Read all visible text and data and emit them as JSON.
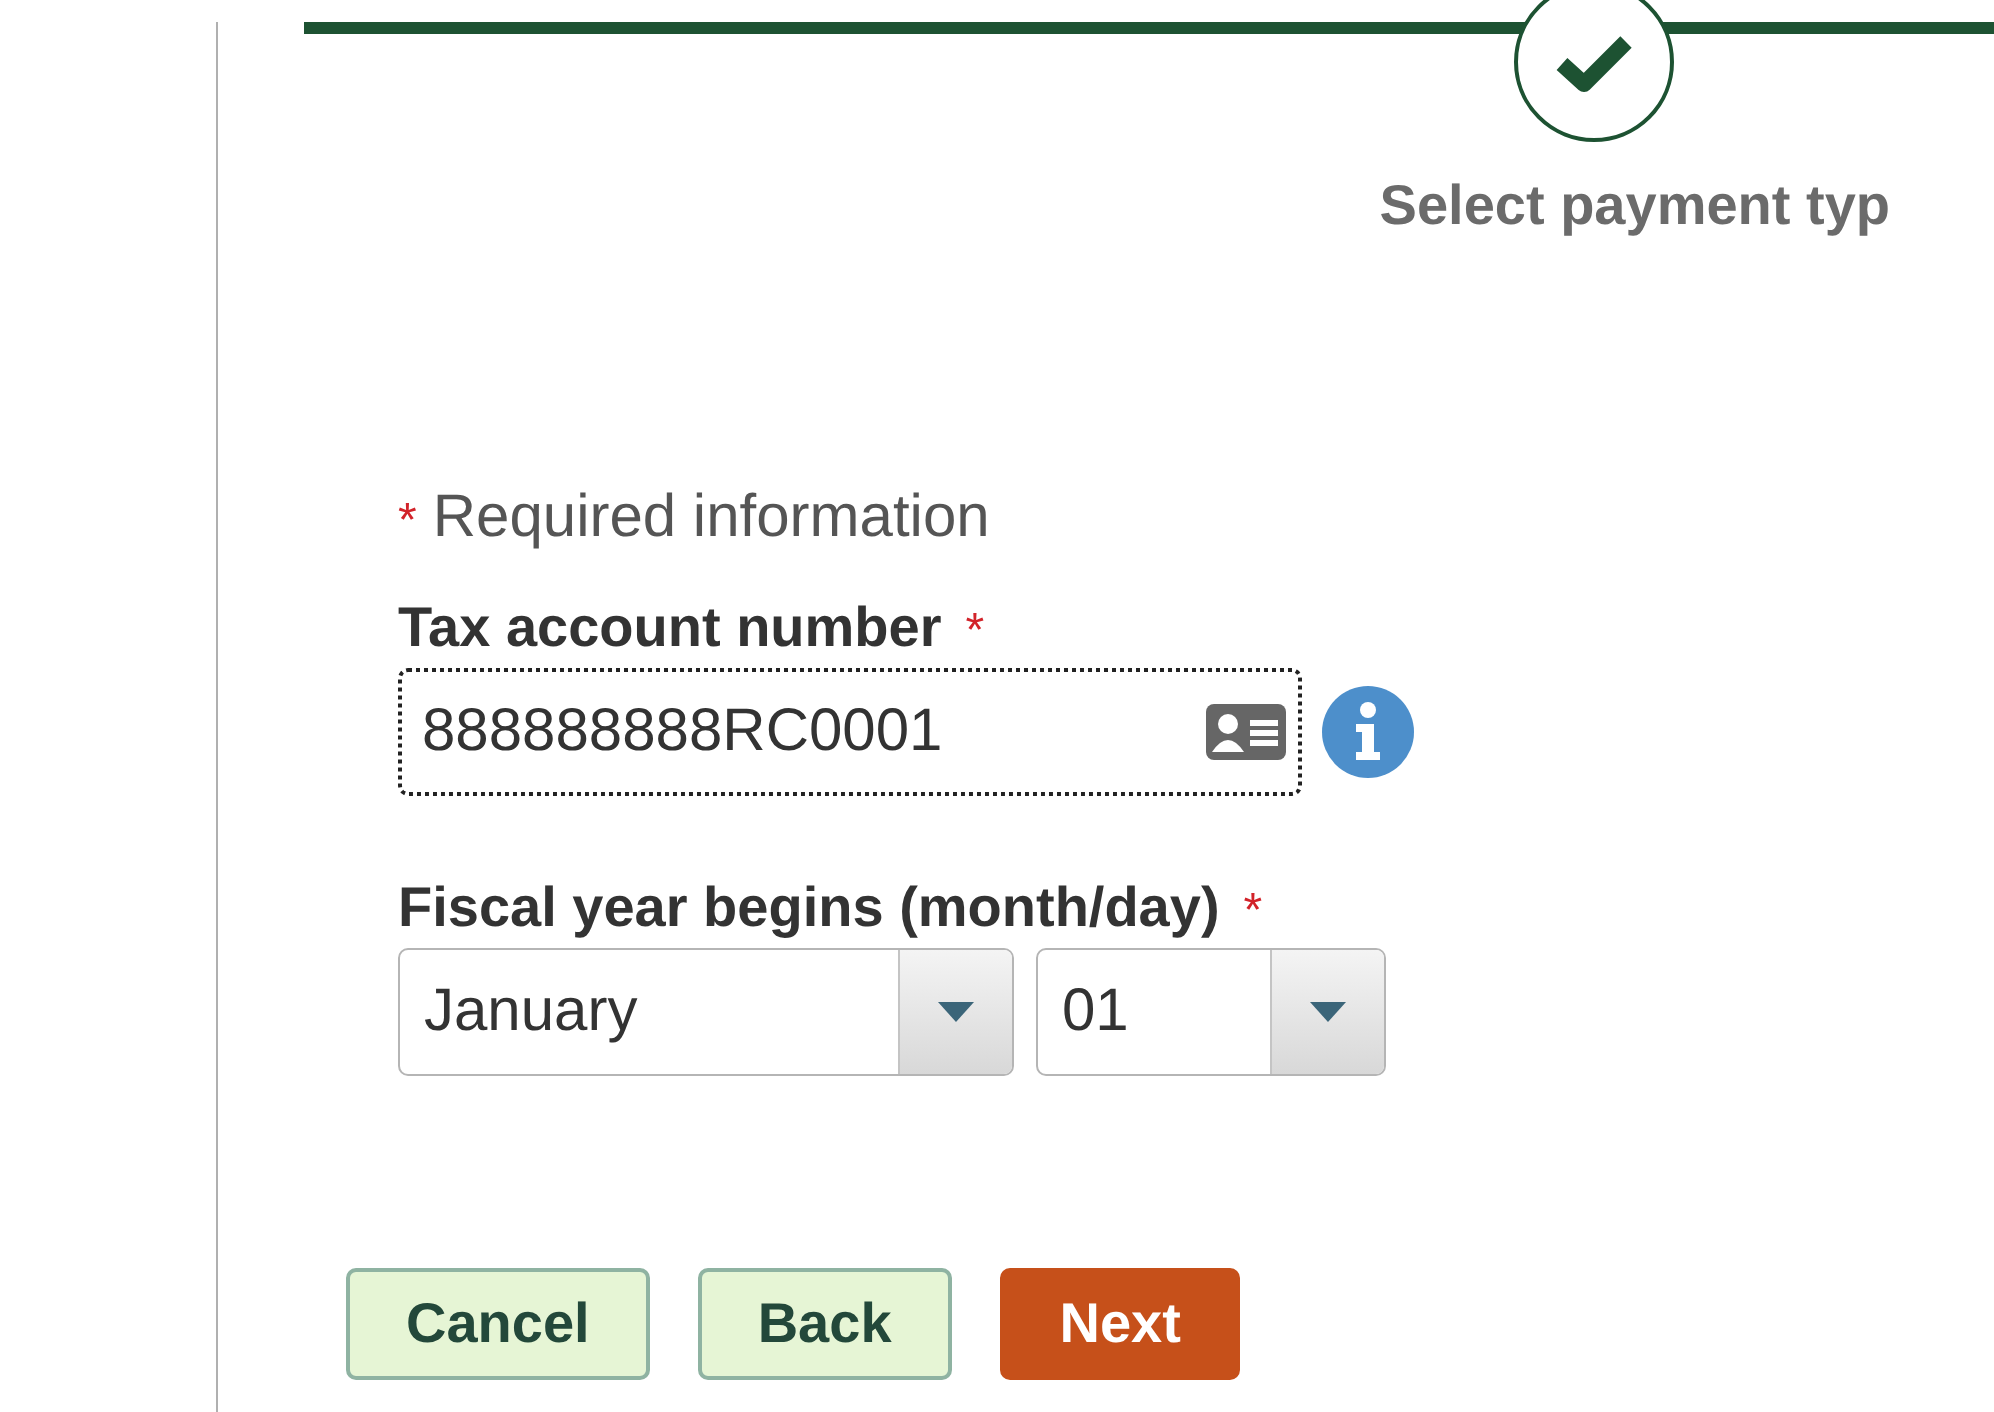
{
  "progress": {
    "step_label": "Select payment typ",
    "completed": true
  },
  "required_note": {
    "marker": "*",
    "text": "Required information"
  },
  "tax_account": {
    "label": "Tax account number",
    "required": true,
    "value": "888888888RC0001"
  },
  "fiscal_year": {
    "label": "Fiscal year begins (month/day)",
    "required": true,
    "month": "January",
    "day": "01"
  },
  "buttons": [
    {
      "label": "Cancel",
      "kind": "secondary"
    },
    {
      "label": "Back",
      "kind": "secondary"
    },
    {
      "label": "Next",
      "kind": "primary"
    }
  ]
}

--

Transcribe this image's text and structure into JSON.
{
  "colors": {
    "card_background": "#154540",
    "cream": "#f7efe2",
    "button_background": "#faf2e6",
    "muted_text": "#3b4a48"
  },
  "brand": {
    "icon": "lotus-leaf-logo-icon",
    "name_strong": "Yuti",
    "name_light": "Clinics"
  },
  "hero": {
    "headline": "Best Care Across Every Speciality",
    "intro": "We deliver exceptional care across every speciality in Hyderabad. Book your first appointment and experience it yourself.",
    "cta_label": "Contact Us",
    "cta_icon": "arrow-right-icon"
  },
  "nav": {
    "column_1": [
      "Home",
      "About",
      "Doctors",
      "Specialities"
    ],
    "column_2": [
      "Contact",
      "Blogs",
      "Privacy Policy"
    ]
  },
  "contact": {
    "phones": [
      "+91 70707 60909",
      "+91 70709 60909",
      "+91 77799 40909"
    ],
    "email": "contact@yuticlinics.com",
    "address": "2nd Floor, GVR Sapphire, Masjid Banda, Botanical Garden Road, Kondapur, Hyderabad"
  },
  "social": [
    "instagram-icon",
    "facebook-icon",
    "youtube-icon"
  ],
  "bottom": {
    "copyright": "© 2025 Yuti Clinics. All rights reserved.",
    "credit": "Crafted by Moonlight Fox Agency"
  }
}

--

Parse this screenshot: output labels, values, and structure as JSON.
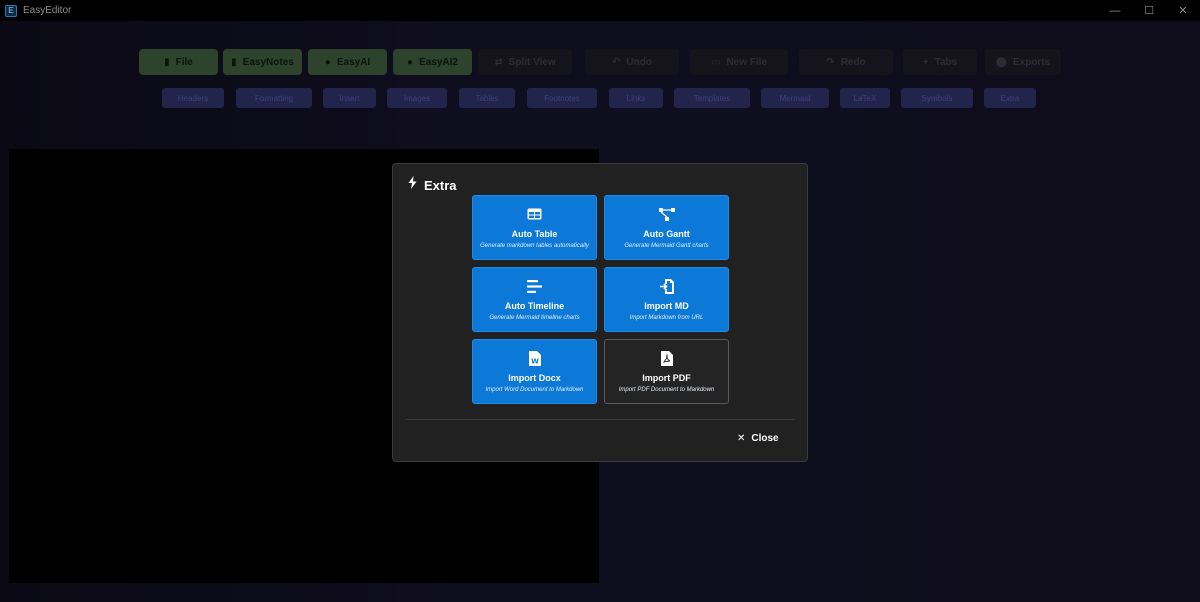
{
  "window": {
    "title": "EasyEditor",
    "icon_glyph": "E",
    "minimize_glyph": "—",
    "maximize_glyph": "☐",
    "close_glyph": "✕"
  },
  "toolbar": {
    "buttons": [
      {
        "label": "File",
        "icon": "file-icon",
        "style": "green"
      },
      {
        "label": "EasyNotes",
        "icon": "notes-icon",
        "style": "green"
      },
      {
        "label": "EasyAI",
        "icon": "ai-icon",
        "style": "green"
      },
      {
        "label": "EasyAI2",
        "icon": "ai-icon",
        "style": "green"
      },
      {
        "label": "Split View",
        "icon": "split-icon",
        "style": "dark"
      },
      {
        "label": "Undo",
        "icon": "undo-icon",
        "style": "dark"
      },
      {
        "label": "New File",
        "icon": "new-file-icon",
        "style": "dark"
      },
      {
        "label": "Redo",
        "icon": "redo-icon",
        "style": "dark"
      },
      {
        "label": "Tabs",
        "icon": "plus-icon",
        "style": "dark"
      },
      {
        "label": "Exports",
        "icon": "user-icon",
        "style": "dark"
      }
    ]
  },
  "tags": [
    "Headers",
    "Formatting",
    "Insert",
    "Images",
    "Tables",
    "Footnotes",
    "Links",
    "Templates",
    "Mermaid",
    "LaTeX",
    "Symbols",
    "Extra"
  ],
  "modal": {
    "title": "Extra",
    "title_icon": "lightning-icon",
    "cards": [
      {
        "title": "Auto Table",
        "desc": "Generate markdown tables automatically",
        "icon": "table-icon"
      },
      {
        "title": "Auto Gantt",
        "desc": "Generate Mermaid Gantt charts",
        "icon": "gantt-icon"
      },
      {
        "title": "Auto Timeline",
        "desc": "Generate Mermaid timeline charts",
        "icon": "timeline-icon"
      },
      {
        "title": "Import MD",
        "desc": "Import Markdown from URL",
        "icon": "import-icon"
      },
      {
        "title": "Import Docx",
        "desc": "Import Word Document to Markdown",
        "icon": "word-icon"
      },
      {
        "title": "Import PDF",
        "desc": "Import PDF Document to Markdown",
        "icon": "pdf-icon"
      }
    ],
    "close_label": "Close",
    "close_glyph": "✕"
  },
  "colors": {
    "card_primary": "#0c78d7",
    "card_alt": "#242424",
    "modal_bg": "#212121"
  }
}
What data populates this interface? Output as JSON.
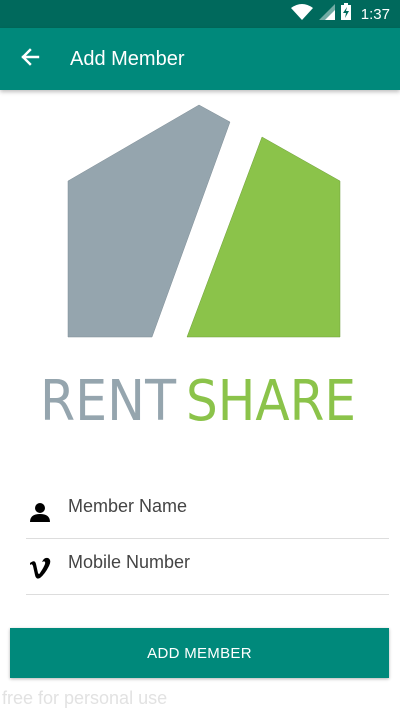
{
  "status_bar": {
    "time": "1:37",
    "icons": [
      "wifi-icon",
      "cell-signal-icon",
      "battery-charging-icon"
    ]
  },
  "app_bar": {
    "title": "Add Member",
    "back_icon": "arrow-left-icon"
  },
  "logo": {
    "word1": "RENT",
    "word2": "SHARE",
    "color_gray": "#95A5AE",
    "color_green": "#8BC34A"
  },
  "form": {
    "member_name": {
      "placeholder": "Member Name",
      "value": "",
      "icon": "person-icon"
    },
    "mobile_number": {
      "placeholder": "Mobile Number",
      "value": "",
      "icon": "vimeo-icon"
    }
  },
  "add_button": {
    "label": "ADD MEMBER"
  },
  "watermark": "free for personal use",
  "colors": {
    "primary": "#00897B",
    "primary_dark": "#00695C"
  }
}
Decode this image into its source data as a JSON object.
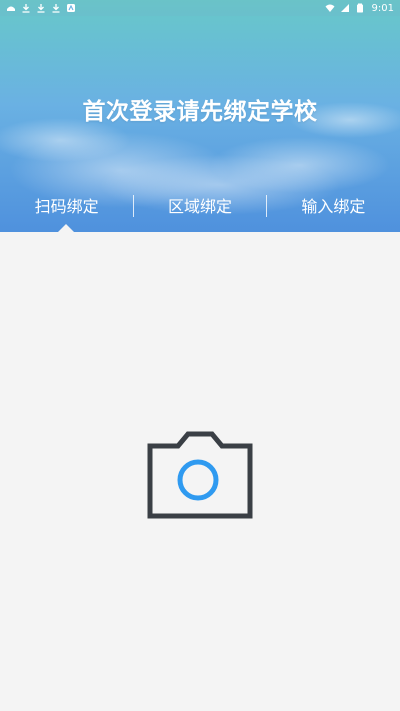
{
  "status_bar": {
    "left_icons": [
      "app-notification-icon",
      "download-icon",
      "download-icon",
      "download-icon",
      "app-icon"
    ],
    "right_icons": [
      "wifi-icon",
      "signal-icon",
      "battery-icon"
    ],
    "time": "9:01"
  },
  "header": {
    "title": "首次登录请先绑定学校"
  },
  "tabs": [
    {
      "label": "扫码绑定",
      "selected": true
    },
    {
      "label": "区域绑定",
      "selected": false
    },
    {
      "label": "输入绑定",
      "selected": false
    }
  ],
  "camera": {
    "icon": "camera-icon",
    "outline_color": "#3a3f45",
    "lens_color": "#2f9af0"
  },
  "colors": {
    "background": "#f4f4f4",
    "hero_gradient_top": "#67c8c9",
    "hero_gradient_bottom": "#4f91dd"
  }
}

INSTRUCTION >> Report how many lines in the listing above include the word "Generate". Give nothing but the number.

FULL RESPONSE >> 3